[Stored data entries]

+ + + +

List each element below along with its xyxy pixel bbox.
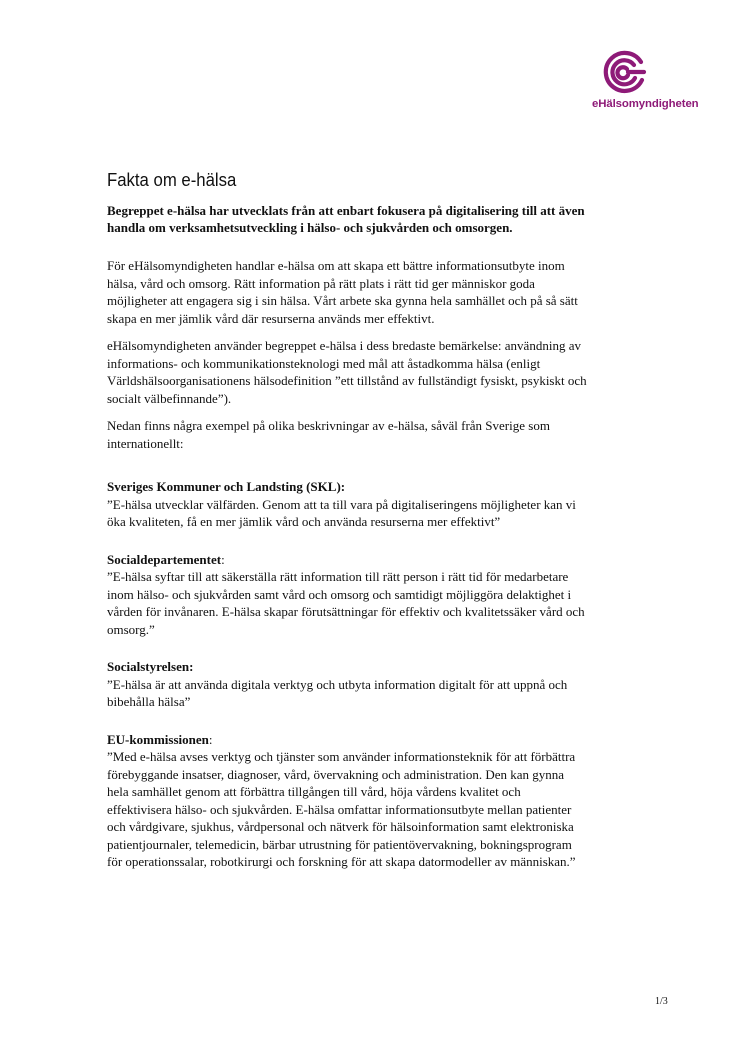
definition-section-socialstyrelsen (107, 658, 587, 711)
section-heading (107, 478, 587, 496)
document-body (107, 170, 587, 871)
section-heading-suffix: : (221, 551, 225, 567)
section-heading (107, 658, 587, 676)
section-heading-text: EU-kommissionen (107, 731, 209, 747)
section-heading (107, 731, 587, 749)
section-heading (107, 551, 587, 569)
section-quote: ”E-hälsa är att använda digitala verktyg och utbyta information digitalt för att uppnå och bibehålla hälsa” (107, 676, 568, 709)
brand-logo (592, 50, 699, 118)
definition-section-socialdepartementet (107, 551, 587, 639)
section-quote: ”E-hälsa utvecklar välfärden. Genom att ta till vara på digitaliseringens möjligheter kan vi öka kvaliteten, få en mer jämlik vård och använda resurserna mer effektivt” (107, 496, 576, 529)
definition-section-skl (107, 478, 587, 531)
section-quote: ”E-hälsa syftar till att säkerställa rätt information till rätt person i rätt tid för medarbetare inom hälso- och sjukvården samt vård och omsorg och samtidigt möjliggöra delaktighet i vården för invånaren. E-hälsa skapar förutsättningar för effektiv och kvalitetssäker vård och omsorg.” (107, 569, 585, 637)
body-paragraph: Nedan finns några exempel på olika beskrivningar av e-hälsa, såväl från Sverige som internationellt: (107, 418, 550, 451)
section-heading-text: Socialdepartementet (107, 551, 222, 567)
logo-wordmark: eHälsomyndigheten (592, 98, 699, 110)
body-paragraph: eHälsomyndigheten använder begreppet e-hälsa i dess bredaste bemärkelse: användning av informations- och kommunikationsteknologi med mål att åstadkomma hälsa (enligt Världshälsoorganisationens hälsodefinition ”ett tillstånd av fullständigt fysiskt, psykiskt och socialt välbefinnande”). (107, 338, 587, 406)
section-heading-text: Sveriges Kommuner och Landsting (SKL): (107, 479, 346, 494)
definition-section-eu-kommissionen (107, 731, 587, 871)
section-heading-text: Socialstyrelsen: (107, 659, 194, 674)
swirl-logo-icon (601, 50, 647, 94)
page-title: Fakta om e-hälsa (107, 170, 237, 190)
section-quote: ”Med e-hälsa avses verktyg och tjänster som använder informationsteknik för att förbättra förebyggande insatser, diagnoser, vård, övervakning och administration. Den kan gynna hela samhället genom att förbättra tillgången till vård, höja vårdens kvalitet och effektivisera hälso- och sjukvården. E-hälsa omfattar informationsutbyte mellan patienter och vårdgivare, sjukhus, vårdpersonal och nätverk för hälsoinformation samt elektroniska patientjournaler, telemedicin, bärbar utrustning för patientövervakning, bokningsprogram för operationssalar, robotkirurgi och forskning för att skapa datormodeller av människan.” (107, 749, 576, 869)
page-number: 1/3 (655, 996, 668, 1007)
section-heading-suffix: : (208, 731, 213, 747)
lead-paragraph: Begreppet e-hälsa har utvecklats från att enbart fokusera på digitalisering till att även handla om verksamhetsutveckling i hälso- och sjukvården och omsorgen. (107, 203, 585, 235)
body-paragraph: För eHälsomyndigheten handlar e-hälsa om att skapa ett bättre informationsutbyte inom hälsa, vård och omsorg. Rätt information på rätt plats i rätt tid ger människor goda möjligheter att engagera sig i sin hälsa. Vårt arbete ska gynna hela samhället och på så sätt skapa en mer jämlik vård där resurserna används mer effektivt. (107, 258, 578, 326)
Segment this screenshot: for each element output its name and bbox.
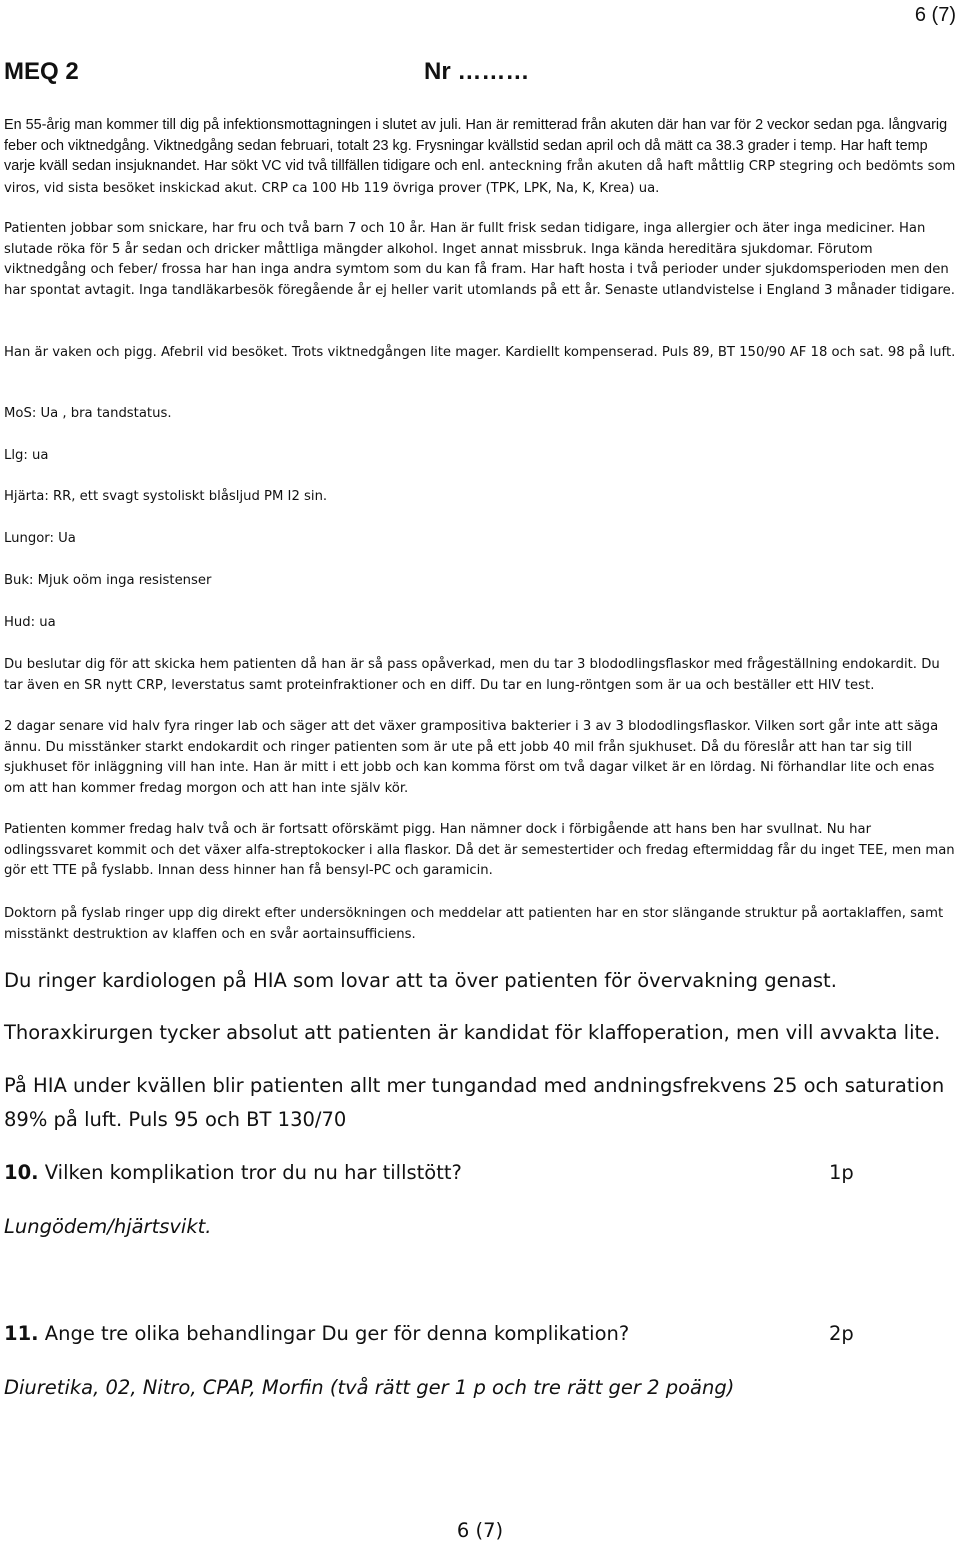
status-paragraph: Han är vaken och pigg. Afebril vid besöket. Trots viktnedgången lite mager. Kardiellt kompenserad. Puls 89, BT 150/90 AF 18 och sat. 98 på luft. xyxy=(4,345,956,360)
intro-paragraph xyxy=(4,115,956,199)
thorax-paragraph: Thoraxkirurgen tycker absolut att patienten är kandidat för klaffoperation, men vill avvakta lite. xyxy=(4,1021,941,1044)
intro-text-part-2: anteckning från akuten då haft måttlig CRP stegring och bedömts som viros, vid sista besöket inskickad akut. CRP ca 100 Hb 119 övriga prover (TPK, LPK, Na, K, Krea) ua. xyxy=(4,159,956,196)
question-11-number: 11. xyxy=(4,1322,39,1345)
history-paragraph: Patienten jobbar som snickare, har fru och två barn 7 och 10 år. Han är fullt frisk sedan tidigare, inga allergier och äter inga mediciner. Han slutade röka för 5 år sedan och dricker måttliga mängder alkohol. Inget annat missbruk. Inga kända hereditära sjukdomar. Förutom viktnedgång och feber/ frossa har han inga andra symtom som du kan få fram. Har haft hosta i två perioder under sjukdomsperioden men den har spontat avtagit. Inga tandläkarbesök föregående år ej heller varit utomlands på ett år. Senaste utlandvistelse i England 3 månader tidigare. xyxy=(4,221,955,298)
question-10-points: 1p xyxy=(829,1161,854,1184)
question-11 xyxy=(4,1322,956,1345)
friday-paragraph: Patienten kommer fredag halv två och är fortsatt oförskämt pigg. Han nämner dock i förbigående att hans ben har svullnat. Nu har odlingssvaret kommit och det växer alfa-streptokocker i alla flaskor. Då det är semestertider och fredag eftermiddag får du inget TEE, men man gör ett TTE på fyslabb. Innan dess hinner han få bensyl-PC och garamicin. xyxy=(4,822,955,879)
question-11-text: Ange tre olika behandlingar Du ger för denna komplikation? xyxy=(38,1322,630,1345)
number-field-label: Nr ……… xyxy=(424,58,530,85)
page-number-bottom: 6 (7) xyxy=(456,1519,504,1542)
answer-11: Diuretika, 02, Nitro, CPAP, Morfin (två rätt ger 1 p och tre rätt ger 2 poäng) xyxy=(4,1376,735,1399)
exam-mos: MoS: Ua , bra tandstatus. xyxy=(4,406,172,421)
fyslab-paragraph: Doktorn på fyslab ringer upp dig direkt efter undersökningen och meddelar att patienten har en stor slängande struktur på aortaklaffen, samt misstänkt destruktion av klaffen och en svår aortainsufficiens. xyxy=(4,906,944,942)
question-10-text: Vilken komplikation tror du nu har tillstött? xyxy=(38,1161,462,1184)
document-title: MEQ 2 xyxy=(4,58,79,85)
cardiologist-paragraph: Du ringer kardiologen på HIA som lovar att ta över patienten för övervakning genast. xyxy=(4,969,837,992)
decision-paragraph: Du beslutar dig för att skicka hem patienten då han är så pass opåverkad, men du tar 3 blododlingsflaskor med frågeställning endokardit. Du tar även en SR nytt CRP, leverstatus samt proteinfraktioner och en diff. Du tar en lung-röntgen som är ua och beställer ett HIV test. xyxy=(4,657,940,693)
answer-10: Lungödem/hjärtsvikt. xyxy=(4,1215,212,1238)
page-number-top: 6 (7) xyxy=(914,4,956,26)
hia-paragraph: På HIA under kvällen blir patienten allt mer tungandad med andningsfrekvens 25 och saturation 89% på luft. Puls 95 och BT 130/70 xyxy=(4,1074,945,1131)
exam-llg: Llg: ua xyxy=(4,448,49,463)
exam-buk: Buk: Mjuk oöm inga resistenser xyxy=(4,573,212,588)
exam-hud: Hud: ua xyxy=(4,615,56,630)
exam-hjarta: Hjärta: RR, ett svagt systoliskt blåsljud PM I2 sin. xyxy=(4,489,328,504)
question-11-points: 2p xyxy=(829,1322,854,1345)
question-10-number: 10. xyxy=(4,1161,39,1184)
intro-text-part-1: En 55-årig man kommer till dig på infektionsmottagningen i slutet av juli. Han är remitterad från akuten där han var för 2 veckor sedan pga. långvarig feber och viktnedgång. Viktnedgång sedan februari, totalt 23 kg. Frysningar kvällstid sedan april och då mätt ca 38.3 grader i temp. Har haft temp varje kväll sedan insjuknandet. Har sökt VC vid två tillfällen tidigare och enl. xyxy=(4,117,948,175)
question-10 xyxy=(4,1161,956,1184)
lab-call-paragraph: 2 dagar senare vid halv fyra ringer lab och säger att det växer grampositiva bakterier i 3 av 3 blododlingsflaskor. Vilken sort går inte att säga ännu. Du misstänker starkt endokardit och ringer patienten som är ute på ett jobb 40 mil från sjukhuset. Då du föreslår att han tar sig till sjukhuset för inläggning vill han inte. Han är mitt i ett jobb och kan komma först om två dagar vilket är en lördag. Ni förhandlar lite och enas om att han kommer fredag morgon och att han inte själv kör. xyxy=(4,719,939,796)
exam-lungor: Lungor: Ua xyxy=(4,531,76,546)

+ + + +

> The task
What lines hold the string "olika"? Pick them out of the data.

> Task solution
body-paragraph: Nedan finns några exempel på olika beskrivningar av e-hälsa, såväl från Sverige som internationellt: (107, 418, 550, 451)
question-11-text: Ange tre olika behandlingar Du ger för denna komplikation? xyxy=(38,1322,630,1345)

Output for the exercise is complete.